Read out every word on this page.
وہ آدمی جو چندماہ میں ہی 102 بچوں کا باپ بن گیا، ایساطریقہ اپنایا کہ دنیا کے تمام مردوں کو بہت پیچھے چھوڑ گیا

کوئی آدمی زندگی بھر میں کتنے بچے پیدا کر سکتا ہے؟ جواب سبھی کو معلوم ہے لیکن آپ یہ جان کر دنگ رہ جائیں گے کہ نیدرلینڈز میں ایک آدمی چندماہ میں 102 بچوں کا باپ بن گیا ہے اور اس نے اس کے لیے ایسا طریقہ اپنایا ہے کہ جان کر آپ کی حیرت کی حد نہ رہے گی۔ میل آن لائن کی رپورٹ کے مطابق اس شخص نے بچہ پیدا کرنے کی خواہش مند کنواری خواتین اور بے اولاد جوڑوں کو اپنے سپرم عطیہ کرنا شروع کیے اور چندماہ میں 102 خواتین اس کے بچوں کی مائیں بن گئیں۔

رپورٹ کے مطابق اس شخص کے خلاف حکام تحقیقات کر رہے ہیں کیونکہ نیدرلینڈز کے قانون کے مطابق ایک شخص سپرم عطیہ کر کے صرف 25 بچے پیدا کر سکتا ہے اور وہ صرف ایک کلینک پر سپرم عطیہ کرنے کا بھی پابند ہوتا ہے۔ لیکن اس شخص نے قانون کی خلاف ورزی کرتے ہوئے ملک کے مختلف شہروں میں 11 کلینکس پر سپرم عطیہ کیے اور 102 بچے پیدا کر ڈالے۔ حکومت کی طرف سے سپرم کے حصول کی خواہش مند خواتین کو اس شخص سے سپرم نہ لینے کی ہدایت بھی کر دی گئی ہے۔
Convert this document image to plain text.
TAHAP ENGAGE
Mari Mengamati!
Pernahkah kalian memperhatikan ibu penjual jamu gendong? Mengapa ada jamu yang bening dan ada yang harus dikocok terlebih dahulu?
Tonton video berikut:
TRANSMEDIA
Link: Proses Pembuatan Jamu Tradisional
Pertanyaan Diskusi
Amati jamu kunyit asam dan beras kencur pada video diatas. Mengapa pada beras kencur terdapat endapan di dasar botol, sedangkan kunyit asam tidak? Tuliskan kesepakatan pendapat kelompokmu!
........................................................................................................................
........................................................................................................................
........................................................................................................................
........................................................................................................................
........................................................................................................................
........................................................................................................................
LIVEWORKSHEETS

## Job
Identify lines with the string "video". Copy each one.

## Answer below
Tonton video berikut:
Amati jamu kunyit asam dan beras kencur pada video diatas. Mengapa pada beras kencur terdapat endapan di dasar botol, sedangkan kunyit asam tidak? Tuliskan kesepakatan pendapat kelompokmu!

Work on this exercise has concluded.